Short problem: Copy every line from the material below that holds "Tamaño".

Data entries:
──────────────────────────────

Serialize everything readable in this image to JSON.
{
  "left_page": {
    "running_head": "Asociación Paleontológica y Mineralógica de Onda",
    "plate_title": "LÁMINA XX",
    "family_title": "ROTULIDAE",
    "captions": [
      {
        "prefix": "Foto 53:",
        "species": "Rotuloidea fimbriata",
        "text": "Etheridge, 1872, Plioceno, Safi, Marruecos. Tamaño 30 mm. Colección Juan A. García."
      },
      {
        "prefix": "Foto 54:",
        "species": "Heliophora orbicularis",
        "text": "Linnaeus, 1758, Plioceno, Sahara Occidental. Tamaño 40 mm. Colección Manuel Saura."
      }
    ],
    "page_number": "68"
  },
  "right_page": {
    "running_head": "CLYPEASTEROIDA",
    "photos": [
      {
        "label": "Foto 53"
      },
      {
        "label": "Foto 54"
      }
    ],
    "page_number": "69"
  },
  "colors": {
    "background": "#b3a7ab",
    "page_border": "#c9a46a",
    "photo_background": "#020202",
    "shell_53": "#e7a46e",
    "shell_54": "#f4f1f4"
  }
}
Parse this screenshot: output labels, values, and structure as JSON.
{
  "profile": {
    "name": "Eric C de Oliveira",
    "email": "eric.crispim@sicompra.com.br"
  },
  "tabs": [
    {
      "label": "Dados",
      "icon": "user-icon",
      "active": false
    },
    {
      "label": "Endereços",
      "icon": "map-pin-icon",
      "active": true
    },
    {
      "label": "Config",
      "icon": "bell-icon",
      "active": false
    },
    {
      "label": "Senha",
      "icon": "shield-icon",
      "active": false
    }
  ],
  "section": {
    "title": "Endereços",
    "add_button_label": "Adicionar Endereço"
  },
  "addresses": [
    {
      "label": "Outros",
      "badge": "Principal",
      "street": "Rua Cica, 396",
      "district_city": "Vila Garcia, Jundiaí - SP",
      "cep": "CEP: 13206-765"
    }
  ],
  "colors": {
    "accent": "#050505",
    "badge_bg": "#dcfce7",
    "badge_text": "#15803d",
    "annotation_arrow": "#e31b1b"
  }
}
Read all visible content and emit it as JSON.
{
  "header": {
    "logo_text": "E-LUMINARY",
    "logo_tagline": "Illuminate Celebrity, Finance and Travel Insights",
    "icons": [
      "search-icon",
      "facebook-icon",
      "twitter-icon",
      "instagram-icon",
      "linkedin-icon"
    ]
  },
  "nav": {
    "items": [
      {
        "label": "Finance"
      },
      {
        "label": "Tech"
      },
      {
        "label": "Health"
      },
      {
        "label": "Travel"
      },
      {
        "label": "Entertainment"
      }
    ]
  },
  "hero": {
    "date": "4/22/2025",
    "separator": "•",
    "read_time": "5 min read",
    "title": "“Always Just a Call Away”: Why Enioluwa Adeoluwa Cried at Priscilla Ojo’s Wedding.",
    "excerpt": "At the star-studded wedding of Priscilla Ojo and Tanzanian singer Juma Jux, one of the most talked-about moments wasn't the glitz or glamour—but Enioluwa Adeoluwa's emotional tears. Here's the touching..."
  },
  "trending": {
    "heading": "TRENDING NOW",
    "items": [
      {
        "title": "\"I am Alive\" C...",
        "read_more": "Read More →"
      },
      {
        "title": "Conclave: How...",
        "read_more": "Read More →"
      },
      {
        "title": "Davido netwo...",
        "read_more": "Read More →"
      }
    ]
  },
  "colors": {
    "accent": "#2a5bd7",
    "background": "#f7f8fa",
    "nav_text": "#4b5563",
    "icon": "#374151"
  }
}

──────────────────────────────

Result of the task:
        "text": "Etheridge, 1872, Plioceno, Safi, Marruecos. Tamaño 30 mm. Colección Juan A. García."
        "text": "Linnaeus, 1758, Plioceno, Sahara Occidental. Tamaño 40 mm. Colección Manuel Saura."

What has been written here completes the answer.